- [What you are asked to do]:
Show every line containing "author" by copying it.

- [Data to use]:
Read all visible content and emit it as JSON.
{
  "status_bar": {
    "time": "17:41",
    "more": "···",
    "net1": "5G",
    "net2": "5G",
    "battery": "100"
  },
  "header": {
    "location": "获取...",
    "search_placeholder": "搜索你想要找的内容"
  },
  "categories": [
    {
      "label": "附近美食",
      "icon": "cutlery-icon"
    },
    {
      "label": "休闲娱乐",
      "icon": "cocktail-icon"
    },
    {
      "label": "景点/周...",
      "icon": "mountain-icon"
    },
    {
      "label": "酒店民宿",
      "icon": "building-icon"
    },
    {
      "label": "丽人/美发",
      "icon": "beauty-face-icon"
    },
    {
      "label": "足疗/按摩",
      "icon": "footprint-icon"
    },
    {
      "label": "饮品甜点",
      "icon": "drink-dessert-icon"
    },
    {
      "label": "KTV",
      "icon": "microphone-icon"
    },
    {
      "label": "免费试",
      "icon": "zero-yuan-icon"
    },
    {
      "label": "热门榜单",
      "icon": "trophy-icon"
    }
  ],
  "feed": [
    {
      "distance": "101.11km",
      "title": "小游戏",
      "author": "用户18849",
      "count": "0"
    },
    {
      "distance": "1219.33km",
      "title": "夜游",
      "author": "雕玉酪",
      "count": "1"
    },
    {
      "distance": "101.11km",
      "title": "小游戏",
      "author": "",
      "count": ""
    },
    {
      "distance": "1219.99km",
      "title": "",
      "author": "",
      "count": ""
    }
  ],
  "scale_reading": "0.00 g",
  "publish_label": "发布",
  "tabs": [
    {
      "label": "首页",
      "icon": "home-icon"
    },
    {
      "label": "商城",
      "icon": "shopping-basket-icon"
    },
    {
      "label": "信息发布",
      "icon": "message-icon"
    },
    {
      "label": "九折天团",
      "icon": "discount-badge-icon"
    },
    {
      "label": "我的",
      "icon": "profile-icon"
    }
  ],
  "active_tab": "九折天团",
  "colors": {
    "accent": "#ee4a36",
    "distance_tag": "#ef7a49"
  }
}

- [Correct answer]:
      "author": "用户18849",
      "author": "雕玉酪",
      "author": "",
      "author": "",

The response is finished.